» **WHAT THE TASK REQUIRES**
Work out the number of lines with the word "privacidade" in the material below, then reply with that number only.

Dataset items
_ _ _

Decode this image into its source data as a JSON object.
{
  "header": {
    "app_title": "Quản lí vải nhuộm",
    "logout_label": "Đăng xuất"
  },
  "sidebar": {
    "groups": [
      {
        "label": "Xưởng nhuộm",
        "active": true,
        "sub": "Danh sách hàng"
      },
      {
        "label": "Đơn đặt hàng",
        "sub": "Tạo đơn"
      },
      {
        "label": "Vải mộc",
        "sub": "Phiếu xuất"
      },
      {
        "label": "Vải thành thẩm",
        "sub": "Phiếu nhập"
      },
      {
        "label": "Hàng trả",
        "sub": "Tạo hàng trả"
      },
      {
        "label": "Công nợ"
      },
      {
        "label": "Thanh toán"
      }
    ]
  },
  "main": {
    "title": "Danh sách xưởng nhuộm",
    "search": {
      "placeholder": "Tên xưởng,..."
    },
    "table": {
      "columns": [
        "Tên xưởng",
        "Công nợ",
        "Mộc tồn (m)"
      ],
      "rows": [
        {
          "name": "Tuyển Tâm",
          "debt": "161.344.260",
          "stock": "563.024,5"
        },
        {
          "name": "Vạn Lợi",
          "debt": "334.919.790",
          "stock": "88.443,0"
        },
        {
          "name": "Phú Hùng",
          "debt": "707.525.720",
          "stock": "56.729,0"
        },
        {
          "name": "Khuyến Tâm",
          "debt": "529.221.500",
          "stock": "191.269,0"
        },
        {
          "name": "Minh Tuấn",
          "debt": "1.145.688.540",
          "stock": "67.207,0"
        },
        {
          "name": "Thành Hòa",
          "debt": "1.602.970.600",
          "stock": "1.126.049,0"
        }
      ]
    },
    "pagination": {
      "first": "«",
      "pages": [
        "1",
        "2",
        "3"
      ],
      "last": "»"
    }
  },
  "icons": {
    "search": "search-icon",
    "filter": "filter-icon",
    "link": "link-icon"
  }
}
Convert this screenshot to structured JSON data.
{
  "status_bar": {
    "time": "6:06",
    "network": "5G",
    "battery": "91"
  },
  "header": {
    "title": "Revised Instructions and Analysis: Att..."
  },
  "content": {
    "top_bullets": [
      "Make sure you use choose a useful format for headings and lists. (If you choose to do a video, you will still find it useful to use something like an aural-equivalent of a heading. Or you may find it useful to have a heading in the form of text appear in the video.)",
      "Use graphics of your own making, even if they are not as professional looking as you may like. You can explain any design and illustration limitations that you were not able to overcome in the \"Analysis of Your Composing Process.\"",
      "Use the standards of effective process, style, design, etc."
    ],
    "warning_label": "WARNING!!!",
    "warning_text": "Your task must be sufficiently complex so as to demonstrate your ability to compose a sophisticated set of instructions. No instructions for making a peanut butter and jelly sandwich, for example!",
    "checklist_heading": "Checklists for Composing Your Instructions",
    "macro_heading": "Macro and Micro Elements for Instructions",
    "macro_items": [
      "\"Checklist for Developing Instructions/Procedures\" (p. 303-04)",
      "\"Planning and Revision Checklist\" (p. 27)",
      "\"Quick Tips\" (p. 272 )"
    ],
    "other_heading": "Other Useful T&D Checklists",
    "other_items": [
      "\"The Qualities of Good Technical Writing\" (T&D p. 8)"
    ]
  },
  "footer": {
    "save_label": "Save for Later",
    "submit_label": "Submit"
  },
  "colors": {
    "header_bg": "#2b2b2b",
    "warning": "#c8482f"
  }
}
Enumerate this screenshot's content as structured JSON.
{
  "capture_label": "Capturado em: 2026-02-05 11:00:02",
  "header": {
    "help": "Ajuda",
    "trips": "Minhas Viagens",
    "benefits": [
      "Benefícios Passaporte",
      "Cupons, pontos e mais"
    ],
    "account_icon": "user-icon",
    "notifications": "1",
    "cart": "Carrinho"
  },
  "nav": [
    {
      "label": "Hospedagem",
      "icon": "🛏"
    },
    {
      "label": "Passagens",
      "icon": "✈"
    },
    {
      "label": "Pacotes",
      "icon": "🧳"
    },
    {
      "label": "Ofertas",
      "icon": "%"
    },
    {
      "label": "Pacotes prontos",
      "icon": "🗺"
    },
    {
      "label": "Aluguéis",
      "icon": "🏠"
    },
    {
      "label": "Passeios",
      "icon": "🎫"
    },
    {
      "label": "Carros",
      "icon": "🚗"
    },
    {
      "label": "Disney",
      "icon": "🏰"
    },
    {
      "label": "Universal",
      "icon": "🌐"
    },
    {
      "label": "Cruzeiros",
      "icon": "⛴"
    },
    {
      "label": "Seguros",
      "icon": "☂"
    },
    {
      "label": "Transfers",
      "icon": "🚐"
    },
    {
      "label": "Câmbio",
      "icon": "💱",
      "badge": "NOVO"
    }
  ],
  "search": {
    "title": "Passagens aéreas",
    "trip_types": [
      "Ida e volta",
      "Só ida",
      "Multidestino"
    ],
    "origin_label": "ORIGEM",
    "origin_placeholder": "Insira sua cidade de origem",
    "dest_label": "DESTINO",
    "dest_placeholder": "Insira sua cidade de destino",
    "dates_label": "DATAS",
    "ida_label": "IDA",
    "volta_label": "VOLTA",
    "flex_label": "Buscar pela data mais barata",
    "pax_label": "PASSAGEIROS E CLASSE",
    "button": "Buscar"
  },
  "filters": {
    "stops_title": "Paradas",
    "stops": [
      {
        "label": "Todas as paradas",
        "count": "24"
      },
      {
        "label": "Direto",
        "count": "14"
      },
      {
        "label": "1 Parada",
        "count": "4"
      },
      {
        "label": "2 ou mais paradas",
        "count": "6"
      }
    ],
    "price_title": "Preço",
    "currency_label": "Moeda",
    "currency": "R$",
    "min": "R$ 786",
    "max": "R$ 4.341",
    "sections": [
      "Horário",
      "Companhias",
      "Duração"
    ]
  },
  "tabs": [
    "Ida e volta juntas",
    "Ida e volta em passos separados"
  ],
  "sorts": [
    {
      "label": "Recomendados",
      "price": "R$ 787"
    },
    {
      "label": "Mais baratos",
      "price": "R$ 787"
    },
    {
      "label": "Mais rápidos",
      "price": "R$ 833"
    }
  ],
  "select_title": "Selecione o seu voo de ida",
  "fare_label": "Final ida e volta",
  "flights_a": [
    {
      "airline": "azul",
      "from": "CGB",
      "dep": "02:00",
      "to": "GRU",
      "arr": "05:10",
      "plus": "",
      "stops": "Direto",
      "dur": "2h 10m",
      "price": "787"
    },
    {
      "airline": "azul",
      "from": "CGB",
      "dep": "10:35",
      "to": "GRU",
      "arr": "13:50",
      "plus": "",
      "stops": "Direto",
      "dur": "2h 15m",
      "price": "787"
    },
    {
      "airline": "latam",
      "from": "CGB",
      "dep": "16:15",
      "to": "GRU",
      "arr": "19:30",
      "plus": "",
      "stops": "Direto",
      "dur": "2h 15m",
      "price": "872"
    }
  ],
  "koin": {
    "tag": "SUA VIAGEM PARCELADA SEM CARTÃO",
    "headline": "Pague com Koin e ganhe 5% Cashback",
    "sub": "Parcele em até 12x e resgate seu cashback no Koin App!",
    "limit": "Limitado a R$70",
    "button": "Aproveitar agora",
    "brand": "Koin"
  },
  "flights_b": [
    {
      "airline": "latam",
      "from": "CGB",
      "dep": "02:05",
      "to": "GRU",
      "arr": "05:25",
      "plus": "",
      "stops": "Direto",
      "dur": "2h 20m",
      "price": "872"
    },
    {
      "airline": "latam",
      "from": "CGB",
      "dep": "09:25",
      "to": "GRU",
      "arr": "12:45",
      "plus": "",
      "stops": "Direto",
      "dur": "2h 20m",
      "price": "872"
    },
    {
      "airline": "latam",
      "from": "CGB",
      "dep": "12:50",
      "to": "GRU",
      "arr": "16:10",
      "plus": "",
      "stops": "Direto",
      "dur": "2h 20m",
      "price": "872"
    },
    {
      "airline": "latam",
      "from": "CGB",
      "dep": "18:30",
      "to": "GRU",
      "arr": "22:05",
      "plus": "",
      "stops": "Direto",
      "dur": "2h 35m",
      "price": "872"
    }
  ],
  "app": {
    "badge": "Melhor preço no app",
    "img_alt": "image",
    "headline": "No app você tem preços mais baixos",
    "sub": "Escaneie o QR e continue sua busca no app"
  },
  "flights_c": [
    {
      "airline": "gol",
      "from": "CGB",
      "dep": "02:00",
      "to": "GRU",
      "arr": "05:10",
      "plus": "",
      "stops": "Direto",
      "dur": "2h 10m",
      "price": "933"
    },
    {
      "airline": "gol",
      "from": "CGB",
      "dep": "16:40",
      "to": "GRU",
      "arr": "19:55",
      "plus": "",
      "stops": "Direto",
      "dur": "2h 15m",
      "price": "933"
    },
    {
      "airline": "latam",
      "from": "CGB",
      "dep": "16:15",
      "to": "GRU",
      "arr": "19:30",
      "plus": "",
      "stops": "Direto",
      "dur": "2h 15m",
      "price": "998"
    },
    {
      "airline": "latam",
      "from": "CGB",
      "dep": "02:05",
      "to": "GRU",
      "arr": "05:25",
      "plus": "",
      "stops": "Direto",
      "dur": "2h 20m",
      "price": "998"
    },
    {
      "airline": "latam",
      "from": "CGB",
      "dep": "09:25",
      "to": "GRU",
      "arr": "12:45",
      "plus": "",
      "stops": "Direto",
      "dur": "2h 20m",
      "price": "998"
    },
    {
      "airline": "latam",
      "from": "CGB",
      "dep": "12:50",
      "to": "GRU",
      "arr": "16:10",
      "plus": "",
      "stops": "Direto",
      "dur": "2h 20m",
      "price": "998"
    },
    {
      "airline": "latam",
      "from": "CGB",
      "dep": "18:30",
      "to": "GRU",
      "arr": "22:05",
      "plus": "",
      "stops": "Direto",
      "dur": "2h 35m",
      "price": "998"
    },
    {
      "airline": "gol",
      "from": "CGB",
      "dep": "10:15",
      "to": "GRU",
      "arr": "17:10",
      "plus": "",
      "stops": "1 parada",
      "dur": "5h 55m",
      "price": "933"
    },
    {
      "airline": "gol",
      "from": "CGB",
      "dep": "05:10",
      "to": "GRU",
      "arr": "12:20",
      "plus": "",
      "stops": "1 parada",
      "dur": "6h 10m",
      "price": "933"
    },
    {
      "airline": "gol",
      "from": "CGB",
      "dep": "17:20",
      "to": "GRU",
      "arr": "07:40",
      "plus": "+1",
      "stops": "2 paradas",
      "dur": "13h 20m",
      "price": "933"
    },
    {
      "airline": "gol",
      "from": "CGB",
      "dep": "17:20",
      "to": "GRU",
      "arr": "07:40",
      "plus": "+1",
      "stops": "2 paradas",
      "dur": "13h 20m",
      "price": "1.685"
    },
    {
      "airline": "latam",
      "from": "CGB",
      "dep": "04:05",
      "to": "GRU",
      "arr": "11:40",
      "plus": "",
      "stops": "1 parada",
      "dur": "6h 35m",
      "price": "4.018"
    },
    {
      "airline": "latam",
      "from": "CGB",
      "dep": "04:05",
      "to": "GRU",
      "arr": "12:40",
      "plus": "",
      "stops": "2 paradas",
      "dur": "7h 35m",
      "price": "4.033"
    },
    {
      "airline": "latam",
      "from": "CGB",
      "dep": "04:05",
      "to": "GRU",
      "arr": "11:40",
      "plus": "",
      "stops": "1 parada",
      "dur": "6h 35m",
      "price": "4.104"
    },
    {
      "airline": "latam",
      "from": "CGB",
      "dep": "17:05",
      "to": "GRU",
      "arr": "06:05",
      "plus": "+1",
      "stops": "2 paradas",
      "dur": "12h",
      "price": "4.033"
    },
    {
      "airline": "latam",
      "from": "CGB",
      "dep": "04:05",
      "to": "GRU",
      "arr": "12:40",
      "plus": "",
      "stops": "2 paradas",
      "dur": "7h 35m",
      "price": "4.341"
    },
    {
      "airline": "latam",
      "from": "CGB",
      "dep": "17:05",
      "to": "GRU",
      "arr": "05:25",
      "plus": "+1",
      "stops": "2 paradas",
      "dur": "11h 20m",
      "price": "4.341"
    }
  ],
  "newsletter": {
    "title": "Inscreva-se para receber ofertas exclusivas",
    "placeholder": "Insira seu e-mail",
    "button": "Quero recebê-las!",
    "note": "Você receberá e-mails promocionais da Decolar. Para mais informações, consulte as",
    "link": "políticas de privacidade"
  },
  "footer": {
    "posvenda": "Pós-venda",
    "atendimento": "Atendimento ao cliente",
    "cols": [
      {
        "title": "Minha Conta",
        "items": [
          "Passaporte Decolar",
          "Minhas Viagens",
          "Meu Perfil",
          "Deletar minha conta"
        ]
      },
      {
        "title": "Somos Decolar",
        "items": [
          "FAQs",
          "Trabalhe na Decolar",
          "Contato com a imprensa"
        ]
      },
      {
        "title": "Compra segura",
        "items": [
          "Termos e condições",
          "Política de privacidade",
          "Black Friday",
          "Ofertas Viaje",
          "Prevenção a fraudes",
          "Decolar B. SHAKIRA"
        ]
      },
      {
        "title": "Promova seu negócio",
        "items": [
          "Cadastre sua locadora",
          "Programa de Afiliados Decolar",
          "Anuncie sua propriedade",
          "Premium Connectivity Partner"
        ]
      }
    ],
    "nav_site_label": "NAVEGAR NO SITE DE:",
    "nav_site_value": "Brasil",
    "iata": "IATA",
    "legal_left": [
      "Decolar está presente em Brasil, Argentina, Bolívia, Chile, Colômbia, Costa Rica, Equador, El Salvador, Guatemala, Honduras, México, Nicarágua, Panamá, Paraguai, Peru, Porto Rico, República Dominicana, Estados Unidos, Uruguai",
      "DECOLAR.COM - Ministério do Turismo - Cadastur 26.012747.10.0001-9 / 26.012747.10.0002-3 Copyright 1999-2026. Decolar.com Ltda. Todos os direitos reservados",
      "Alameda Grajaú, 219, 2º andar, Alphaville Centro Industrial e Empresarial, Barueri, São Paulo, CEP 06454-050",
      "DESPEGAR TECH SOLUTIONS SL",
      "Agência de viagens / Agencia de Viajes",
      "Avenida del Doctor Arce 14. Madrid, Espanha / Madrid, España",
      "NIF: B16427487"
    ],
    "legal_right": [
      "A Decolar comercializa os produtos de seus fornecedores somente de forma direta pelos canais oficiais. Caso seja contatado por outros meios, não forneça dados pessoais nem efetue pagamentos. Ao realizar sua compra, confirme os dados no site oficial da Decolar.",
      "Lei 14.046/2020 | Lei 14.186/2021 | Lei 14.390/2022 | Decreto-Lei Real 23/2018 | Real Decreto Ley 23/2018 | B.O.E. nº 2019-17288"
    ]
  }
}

_ _ _

» **WRITTEN ANSWER**
2